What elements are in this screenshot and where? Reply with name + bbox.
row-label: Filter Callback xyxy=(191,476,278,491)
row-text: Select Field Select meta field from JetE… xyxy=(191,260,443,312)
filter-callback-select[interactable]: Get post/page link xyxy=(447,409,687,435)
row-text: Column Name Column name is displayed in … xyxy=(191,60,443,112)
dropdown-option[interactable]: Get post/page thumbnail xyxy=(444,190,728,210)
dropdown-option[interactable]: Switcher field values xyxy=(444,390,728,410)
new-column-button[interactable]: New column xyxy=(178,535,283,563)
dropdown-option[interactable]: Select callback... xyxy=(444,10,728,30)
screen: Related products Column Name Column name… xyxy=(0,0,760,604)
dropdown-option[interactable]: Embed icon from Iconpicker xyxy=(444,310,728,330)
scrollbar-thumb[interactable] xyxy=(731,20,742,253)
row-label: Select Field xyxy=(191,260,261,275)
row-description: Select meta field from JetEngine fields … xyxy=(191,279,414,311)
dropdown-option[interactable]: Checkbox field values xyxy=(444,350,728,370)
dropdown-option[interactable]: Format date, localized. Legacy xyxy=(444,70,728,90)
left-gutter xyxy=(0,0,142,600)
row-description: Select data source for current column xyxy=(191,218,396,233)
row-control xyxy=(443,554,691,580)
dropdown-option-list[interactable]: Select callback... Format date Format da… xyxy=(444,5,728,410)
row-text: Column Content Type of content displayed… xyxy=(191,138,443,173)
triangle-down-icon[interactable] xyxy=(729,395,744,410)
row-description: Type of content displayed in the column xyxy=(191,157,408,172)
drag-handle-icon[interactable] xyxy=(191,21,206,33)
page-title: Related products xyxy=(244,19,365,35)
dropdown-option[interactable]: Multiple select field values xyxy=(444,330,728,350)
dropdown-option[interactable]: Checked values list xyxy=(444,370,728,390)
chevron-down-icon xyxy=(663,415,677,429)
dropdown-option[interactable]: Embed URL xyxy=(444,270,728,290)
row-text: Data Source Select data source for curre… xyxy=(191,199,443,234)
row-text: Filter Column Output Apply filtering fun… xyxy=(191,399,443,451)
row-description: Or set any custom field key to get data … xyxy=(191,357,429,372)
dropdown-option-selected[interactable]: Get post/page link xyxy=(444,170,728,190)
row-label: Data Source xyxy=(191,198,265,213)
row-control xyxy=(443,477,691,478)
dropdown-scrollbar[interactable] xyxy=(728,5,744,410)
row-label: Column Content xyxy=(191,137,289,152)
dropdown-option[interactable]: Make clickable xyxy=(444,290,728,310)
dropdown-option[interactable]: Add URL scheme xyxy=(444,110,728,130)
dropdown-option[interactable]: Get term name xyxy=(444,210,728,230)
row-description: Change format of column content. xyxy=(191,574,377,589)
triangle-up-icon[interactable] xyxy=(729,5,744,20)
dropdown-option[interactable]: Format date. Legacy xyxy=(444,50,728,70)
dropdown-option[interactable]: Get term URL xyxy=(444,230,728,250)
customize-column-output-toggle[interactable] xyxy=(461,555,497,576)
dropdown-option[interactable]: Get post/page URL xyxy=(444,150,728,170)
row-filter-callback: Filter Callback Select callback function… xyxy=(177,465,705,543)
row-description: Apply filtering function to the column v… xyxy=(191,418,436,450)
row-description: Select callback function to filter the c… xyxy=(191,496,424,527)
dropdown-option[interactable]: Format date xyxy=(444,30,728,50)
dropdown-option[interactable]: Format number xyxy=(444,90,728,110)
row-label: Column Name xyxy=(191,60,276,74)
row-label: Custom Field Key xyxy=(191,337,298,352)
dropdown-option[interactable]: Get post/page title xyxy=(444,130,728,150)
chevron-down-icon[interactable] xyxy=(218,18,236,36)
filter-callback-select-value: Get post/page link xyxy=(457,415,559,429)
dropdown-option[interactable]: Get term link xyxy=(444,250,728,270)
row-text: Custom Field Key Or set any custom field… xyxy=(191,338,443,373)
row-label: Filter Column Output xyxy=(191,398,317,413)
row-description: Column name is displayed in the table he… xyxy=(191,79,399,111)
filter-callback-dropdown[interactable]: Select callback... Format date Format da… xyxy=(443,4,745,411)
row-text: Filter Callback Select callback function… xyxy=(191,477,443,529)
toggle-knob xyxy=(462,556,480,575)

== == ==

In the rows above, change "Related products" to "Linked items" wherever it appears, and give all the rows again with everything else unchanged.

What elements are in this screenshot and where? Reply with name + bbox.
row-label: Filter Callback xyxy=(191,476,278,491)
row-text: Select Field Select meta field from JetE… xyxy=(191,260,443,312)
filter-callback-select[interactable]: Get post/page link xyxy=(447,409,687,435)
row-text: Column Name Column name is displayed in … xyxy=(191,60,443,112)
dropdown-option[interactable]: Get post/page thumbnail xyxy=(444,190,728,210)
dropdown-option[interactable]: Switcher field values xyxy=(444,390,728,410)
new-column-button[interactable]: New column xyxy=(178,535,283,563)
dropdown-option[interactable]: Select callback... xyxy=(444,10,728,30)
screen: Linked items Column Name Column name… xyxy=(0,0,760,604)
dropdown-option[interactable]: Embed icon from Iconpicker xyxy=(444,310,728,330)
scrollbar-thumb[interactable] xyxy=(731,20,742,253)
row-label: Select Field xyxy=(191,260,261,275)
row-description: Select meta field from JetEngine fields … xyxy=(191,279,414,311)
dropdown-option[interactable]: Checkbox field values xyxy=(444,350,728,370)
dropdown-option[interactable]: Format date, localized. Legacy xyxy=(444,70,728,90)
left-gutter xyxy=(0,0,142,600)
row-description: Select data source for current column xyxy=(191,218,396,233)
row-control xyxy=(443,554,691,580)
dropdown-option-list[interactable]: Select callback... Format date Format da… xyxy=(444,5,728,410)
row-text: Column Content Type of content displayed… xyxy=(191,138,443,173)
triangle-down-icon[interactable] xyxy=(729,395,744,410)
row-description: Type of content displayed in the column xyxy=(191,157,408,172)
drag-handle-icon[interactable] xyxy=(191,21,206,33)
page-title: Linked items xyxy=(244,19,365,35)
dropdown-option[interactable]: Multiple select field values xyxy=(444,330,728,350)
dropdown-option[interactable]: Checked values list xyxy=(444,370,728,390)
chevron-down-icon xyxy=(663,415,677,429)
dropdown-option[interactable]: Embed URL xyxy=(444,270,728,290)
row-text: Data Source Select data source for curre… xyxy=(191,199,443,234)
row-text: Filter Column Output Apply filtering fun… xyxy=(191,399,443,451)
row-description: Or set any custom field key to get data … xyxy=(191,357,429,372)
dropdown-option-selected[interactable]: Get post/page link xyxy=(444,170,728,190)
row-label: Data Source xyxy=(191,198,265,213)
row-control xyxy=(443,477,691,478)
dropdown-scrollbar[interactable] xyxy=(728,5,744,410)
row-label: Column Content xyxy=(191,137,289,152)
dropdown-option[interactable]: Make clickable xyxy=(444,290,728,310)
dropdown-option[interactable]: Add URL scheme xyxy=(444,110,728,130)
dropdown-option[interactable]: Get term name xyxy=(444,210,728,230)
row-description: Change format of column content. xyxy=(191,574,377,589)
triangle-up-icon[interactable] xyxy=(729,5,744,20)
dropdown-option[interactable]: Format date. Legacy xyxy=(444,50,728,70)
dropdown-option[interactable]: Get term URL xyxy=(444,230,728,250)
customize-column-output-toggle[interactable] xyxy=(461,555,497,576)
dropdown-option[interactable]: Get post/page URL xyxy=(444,150,728,170)
row-filter-callback: Filter Callback Select callback function… xyxy=(177,465,705,543)
row-description: Apply filtering function to the column v… xyxy=(191,418,436,450)
row-description: Select callback function to filter the c… xyxy=(191,496,424,527)
dropdown-option[interactable]: Format date xyxy=(444,30,728,50)
dropdown-option[interactable]: Format number xyxy=(444,90,728,110)
row-label: Column Name xyxy=(191,60,276,74)
row-label: Custom Field Key xyxy=(191,337,298,352)
dropdown-option[interactable]: Get post/page title xyxy=(444,130,728,150)
chevron-down-icon[interactable] xyxy=(218,18,236,36)
filter-callback-select-value: Get post/page link xyxy=(457,415,559,429)
dropdown-option[interactable]: Get term link xyxy=(444,250,728,270)
row-text: Custom Field Key Or set any custom field… xyxy=(191,338,443,373)
row-label: Filter Column Output xyxy=(191,398,317,413)
row-description: Column name is displayed in the table he… xyxy=(191,79,399,111)
filter-callback-dropdown[interactable]: Select callback... Format date Format da… xyxy=(443,4,745,411)
row-text: Filter Callback Select callback function… xyxy=(191,477,443,529)
toggle-knob xyxy=(462,556,480,575)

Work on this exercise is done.